======== DATA RECORDS

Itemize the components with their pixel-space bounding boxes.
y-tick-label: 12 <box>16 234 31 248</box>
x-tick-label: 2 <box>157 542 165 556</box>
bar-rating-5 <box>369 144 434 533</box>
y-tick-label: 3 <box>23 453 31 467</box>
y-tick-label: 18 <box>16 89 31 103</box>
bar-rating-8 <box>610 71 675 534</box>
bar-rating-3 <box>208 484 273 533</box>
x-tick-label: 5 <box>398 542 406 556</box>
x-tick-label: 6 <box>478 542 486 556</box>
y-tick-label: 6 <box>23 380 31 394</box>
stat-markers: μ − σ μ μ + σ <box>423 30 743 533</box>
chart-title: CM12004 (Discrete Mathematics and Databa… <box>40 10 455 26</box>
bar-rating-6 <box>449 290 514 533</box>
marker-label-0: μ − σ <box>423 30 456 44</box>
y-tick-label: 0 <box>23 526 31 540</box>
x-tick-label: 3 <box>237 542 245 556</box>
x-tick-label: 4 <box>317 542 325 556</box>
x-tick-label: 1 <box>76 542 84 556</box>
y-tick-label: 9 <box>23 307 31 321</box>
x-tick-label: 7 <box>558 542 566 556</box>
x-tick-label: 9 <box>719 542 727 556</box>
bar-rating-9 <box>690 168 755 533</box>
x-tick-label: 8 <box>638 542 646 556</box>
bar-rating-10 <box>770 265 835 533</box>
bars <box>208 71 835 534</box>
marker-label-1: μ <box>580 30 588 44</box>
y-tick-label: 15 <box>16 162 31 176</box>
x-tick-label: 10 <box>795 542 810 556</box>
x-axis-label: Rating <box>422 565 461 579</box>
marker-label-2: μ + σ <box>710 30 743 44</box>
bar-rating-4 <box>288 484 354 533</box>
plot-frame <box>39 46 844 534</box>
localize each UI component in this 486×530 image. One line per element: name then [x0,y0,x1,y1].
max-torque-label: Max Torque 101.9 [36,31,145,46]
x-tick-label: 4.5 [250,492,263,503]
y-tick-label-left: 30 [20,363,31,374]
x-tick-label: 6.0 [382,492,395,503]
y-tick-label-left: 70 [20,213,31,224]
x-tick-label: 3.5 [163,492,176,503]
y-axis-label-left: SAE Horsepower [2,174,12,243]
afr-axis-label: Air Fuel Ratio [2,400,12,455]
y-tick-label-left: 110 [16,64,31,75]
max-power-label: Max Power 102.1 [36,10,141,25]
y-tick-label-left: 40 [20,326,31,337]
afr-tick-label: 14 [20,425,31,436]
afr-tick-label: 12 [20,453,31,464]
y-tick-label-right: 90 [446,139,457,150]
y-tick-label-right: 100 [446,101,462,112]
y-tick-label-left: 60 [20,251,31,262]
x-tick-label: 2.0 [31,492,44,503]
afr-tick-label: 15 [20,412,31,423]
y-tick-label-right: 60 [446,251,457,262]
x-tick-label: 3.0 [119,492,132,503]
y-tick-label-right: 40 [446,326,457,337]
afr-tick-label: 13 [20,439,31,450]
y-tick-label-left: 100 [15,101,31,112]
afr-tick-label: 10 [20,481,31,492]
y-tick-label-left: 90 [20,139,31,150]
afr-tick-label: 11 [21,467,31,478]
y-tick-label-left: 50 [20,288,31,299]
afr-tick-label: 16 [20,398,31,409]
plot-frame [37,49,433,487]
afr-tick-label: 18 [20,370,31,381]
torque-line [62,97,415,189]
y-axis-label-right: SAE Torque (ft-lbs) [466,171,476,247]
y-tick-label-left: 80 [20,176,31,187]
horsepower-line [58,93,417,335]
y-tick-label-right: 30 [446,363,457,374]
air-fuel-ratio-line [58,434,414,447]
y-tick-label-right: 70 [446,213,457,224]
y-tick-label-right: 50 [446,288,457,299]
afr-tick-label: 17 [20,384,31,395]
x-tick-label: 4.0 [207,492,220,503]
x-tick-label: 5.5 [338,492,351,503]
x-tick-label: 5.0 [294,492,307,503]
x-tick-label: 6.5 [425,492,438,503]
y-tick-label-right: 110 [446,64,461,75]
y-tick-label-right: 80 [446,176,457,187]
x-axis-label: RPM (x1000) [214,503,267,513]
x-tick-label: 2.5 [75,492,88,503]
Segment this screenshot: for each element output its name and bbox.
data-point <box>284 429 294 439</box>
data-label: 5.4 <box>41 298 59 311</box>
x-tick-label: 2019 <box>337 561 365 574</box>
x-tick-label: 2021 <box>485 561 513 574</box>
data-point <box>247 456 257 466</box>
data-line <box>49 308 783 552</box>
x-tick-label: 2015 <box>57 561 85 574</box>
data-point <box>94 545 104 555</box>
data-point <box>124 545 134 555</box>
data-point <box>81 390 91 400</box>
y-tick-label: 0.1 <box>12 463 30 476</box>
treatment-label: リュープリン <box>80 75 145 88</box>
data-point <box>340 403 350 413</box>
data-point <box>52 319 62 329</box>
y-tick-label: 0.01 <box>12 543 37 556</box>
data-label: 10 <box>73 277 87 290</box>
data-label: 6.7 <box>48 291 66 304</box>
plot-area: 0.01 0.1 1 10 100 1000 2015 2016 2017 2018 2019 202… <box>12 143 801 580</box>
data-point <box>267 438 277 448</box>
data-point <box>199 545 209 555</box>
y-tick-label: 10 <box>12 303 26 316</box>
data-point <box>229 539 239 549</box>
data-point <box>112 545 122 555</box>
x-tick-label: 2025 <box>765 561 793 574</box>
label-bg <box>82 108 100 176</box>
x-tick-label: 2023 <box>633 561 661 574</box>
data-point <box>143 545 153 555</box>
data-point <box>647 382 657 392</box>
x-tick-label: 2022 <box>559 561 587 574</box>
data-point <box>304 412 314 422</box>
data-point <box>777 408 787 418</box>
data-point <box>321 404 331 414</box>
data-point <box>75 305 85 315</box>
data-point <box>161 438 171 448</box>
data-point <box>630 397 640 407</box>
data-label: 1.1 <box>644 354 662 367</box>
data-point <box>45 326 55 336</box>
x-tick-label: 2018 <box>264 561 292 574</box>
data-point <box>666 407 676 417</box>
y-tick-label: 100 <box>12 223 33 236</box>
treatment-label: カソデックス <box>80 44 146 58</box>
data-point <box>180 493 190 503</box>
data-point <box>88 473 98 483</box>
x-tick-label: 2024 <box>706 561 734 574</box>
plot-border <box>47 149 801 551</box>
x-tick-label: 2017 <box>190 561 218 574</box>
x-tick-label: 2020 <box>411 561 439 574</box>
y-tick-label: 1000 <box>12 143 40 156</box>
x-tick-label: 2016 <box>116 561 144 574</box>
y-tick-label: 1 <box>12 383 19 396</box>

================

- PROBLEM DETAILS -
Reproduce the records verbatim, beginning with the first line and ending after the line that contains "stat-markers: μ −".

- WORKED SOLUTION -
Itemize the components with their pixel-space bounding boxes.
y-tick-label: 12 <box>16 234 31 248</box>
x-tick-label: 2 <box>157 542 165 556</box>
bar-rating-5 <box>369 144 434 533</box>
y-tick-label: 3 <box>23 453 31 467</box>
y-tick-label: 18 <box>16 89 31 103</box>
bar-rating-8 <box>610 71 675 534</box>
bar-rating-3 <box>208 484 273 533</box>
x-tick-label: 5 <box>398 542 406 556</box>
x-tick-label: 6 <box>478 542 486 556</box>
y-tick-label: 6 <box>23 380 31 394</box>
stat-markers: μ − σ μ μ + σ <box>423 30 743 533</box>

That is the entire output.